◆ **SHORT EXERCISE**: Copy every line of the data exactly, leaving nothing out.

◆ **THE INPUT**:
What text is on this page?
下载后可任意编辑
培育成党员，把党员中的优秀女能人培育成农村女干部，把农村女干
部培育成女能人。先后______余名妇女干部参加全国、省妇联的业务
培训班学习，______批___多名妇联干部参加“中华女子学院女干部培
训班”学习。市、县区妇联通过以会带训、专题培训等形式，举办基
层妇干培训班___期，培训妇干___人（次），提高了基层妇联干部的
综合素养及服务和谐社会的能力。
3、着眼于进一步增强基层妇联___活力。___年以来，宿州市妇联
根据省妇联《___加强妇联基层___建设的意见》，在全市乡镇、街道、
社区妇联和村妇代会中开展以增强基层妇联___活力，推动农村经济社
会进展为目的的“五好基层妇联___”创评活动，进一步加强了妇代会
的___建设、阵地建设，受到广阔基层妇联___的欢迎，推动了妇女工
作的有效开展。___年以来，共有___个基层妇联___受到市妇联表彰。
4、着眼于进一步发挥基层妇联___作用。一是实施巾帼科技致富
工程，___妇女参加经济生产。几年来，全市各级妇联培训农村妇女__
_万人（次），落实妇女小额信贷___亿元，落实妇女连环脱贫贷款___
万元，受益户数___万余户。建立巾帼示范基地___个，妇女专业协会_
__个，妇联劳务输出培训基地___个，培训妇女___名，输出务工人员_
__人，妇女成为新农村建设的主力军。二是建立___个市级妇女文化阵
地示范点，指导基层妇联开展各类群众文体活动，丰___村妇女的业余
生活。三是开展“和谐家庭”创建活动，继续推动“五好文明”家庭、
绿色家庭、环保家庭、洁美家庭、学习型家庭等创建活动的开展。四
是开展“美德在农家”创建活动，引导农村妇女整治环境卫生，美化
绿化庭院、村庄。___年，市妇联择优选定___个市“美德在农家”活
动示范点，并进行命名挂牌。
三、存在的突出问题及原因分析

◆ **ANSWER TO THIS PROBLEM**:
What text is on this page?
下载后可任意编辑
培育成党员，把党员中的优秀女能人培育成农村女干部，把农村女干
部培育成女能人。先后______余名妇女干部参加全国、省妇联的业务
培训班学习，______批___多名妇联干部参加“中华女子学院女干部培
训班”学习。市、县区妇联通过以会带训、专题培训等形式，举办基
层妇干培训班___期，培训妇干___人（次），提高了基层妇联干部的
综合素养及服务和谐社会的能力。
3、着眼于进一步增强基层妇联___活力。___年以来，宿州市妇联
根据省妇联《___加强妇联基层___建设的意见》，在全市乡镇、街道、
社区妇联和村妇代会中开展以增强基层妇联___活力，推动农村经济社
会进展为目的的“五好基层妇联___”创评活动，进一步加强了妇代会
的___建设、阵地建设，受到广阔基层妇联___的欢迎，推动了妇女工
作的有效开展。___年以来，共有___个基层妇联___受到市妇联表彰。
4、着眼于进一步发挥基层妇联___作用。一是实施巾帼科技致富
工程，___妇女参加经济生产。几年来，全市各级妇联培训农村妇女__
_万人（次），落实妇女小额信贷___亿元，落实妇女连环脱贫贷款___
万元，受益户数___万余户。建立巾帼示范基地___个，妇女专业协会_
__个，妇联劳务输出培训基地___个，培训妇女___名，输出务工人员_
__人，妇女成为新农村建设的主力军。二是建立___个市级妇女文化阵
地示范点，指导基层妇联开展各类群众文体活动，丰___村妇女的业余
生活。三是开展“和谐家庭”创建活动，继续推动“五好文明”家庭、
绿色家庭、环保家庭、洁美家庭、学习型家庭等创建活动的开展。四
是开展“美德在农家”创建活动，引导农村妇女整治环境卫生，美化
绿化庭院、村庄。___年，市妇联择优选定___个市“美德在农家”活
动示范点，并进行命名挂牌。
三、存在的突出问题及原因分析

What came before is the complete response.